## start STORED DATA

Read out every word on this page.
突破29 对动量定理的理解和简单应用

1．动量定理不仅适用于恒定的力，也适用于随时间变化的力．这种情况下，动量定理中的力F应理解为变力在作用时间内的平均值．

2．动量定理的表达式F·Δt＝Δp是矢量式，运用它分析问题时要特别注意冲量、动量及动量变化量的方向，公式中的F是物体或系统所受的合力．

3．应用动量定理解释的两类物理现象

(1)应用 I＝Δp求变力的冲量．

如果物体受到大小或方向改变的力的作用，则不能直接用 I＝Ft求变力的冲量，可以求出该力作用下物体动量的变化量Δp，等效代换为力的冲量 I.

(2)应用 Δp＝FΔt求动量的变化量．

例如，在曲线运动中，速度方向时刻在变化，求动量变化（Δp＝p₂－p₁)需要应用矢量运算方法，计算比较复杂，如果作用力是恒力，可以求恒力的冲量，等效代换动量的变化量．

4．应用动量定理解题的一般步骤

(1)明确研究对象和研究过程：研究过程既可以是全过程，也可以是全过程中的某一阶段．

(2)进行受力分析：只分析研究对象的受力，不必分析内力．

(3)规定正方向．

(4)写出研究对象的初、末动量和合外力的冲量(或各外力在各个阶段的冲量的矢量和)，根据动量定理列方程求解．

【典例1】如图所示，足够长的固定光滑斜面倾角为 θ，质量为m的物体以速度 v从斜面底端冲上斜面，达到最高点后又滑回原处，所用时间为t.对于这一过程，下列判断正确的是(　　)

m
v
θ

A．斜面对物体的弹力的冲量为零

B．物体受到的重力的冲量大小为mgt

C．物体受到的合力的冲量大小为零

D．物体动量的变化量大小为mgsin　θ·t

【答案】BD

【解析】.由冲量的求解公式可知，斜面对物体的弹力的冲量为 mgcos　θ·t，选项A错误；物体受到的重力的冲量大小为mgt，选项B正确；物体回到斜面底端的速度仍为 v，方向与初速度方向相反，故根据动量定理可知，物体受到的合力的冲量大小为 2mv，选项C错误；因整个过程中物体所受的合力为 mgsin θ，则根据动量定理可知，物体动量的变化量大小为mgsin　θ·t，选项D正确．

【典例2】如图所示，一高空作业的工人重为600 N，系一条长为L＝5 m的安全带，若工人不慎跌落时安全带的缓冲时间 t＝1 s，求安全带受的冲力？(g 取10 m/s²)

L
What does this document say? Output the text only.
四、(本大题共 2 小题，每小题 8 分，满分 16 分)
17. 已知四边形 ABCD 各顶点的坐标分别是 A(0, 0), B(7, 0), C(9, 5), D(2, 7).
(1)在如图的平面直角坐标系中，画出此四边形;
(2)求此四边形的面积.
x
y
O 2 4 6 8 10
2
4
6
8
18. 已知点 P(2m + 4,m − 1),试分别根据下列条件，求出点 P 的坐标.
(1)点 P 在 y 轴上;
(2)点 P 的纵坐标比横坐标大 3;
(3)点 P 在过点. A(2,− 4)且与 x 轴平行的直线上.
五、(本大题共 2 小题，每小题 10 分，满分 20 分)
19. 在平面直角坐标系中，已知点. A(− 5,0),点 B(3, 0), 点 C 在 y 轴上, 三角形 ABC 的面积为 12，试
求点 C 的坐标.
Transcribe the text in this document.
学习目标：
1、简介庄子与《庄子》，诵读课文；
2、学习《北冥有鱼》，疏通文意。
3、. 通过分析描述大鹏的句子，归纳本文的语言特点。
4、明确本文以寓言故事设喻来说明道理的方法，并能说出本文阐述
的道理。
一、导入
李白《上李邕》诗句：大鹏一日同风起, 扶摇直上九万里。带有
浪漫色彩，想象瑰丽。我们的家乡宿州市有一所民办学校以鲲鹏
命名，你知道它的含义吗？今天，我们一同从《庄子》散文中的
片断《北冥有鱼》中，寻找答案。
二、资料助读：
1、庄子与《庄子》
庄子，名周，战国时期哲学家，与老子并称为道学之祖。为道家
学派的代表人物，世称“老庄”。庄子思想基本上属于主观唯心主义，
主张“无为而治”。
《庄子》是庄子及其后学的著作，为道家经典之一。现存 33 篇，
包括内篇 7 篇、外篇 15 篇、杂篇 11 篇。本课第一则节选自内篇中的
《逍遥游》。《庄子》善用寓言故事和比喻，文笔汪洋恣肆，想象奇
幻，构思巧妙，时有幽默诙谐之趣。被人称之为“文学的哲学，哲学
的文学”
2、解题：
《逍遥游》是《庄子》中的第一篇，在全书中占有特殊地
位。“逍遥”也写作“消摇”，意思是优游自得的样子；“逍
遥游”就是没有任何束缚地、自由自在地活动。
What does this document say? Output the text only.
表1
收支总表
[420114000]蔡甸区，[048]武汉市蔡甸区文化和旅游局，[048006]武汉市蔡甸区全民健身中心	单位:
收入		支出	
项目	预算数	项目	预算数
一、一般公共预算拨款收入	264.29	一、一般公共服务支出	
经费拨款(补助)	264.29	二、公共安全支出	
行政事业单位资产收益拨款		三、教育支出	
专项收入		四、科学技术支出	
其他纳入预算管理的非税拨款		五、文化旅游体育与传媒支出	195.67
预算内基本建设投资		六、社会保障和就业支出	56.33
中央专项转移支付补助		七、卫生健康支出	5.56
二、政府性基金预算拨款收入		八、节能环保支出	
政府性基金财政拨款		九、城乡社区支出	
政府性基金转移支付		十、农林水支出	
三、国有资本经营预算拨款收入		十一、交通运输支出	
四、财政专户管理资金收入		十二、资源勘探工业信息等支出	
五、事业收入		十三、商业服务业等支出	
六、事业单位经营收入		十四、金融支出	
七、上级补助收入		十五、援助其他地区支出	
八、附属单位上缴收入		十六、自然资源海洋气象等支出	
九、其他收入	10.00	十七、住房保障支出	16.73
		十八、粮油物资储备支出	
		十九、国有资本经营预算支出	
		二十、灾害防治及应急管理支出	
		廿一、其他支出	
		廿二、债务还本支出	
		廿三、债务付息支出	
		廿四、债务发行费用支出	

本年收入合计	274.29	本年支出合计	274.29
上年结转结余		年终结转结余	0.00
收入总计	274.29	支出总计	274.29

## end STORED DATA

__SET TASK__
Exactly reproduce every line of the records.

__IN RESPONSE__
Read out every word on this page.
突破29 对动量定理的理解和简单应用

1．动量定理不仅适用于恒定的力，也适用于随时间变化的力．这种情况下，动量定理中的力F应理解为变力在作用时间内的平均值．

2．动量定理的表达式F·Δt＝Δp是矢量式，运用它分析问题时要特别注意冲量、动量及动量变化量的方向，公式中的F是物体或系统所受的合力．

3．应用动量定理解释的两类物理现象

(1)应用 I＝Δp求变力的冲量．

如果物体受到大小或方向改变的力的作用，则不能直接用 I＝Ft求变力的冲量，可以求出该力作用下物体动量的变化量Δp，等效代换为力的冲量 I.

(2)应用 Δp＝FΔt求动量的变化量．

例如，在曲线运动中，速度方向时刻在变化，求动量变化（Δp＝p₂－p₁)需要应用矢量运算方法，计算比较复杂，如果作用力是恒力，可以求恒力的冲量，等效代换动量的变化量．

4．应用动量定理解题的一般步骤

(1)明确研究对象和研究过程：研究过程既可以是全过程，也可以是全过程中的某一阶段．

(2)进行受力分析：只分析研究对象的受力，不必分析内力．

(3)规定正方向．

(4)写出研究对象的初、末动量和合外力的冲量(或各外力在各个阶段的冲量的矢量和)，根据动量定理列方程求解．

【典例1】如图所示，足够长的固定光滑斜面倾角为 θ，质量为m的物体以速度 v从斜面底端冲上斜面，达到最高点后又滑回原处，所用时间为t.对于这一过程，下列判断正确的是(　　)

m
v
θ

A．斜面对物体的弹力的冲量为零

B．物体受到的重力的冲量大小为mgt

C．物体受到的合力的冲量大小为零

D．物体动量的变化量大小为mgsin　θ·t

【答案】BD

【解析】.由冲量的求解公式可知，斜面对物体的弹力的冲量为 mgcos　θ·t，选项A错误；物体受到的重力的冲量大小为mgt，选项B正确；物体回到斜面底端的速度仍为 v，方向与初速度方向相反，故根据动量定理可知，物体受到的合力的冲量大小为 2mv，选项C错误；因整个过程中物体所受的合力为 mgsin θ，则根据动量定理可知，物体动量的变化量大小为mgsin　θ·t，选项D正确．

【典例2】如图所示，一高空作业的工人重为600 N，系一条长为L＝5 m的安全带，若工人不慎跌落时安全带的缓冲时间 t＝1 s，求安全带受的冲力？(g 取10 m/s²)

L
What does this document say? Output the text only.
四、(本大题共 2 小题，每小题 8 分，满分 16 分)
17. 已知四边形 ABCD 各顶点的坐标分别是 A(0, 0), B(7, 0), C(9, 5), D(2, 7).
(1)在如图的平面直角坐标系中，画出此四边形;
(2)求此四边形的面积.
x
y
O 2 4 6 8 10
2
4
6
8
18. 已知点 P(2m + 4,m − 1),试分别根据下列条件，求出点 P 的坐标.
(1)点 P 在 y 轴上;
(2)点 P 的纵坐标比横坐标大 3;
(3)点 P 在过点. A(2,− 4)且与 x 轴平行的直线上.
五、(本大题共 2 小题，每小题 10 分，满分 20 分)
19. 在平面直角坐标系中，已知点. A(− 5,0),点 B(3, 0), 点 C 在 y 轴上, 三角形 ABC 的面积为 12，试
求点 C 的坐标.
Transcribe the text in this document.
学习目标：
1、简介庄子与《庄子》，诵读课文；
2、学习《北冥有鱼》，疏通文意。
3、. 通过分析描述大鹏的句子，归纳本文的语言特点。
4、明确本文以寓言故事设喻来说明道理的方法，并能说出本文阐述
的道理。
一、导入
李白《上李邕》诗句：大鹏一日同风起, 扶摇直上九万里。带有
浪漫色彩，想象瑰丽。我们的家乡宿州市有一所民办学校以鲲鹏
命名，你知道它的含义吗？今天，我们一同从《庄子》散文中的
片断《北冥有鱼》中，寻找答案。
二、资料助读：
1、庄子与《庄子》
庄子，名周，战国时期哲学家，与老子并称为道学之祖。为道家
学派的代表人物，世称“老庄”。庄子思想基本上属于主观唯心主义，
主张“无为而治”。
《庄子》是庄子及其后学的著作，为道家经典之一。现存 33 篇，
包括内篇 7 篇、外篇 15 篇、杂篇 11 篇。本课第一则节选自内篇中的
《逍遥游》。《庄子》善用寓言故事和比喻，文笔汪洋恣肆，想象奇
幻，构思巧妙，时有幽默诙谐之趣。被人称之为“文学的哲学，哲学
的文学”
2、解题：
《逍遥游》是《庄子》中的第一篇，在全书中占有特殊地
位。“逍遥”也写作“消摇”，意思是优游自得的样子；“逍
遥游”就是没有任何束缚地、自由自在地活动。
What does this document say? Output the text only.
表1
收支总表
[420114000]蔡甸区，[048]武汉市蔡甸区文化和旅游局，[048006]武汉市蔡甸区全民健身中心	单位:
收入		支出	
项目	预算数	项目	预算数
一、一般公共预算拨款收入	264.29	一、一般公共服务支出	
经费拨款(补助)	264.29	二、公共安全支出	
行政事业单位资产收益拨款		三、教育支出	
专项收入		四、科学技术支出	
其他纳入预算管理的非税拨款		五、文化旅游体育与传媒支出	195.67
预算内基本建设投资		六、社会保障和就业支出	56.33
中央专项转移支付补助		七、卫生健康支出	5.56
二、政府性基金预算拨款收入		八、节能环保支出	
政府性基金财政拨款		九、城乡社区支出	
政府性基金转移支付		十、农林水支出	
三、国有资本经营预算拨款收入		十一、交通运输支出	
四、财政专户管理资金收入		十二、资源勘探工业信息等支出	
五、事业收入		十三、商业服务业等支出	
六、事业单位经营收入		十四、金融支出	
七、上级补助收入		十五、援助其他地区支出	
八、附属单位上缴收入		十六、自然资源海洋气象等支出	
九、其他收入	10.00	十七、住房保障支出	16.73
		十八、粮油物资储备支出	
		十九、国有资本经营预算支出	
		二十、灾害防治及应急管理支出	
		廿一、其他支出	
		廿二、债务还本支出	
		廿三、债务付息支出	
		廿四、债务发行费用支出	

本年收入合计	274.29	本年支出合计	274.29
上年结转结余		年终结转结余	0.00
收入总计	274.29	支出总计	274.29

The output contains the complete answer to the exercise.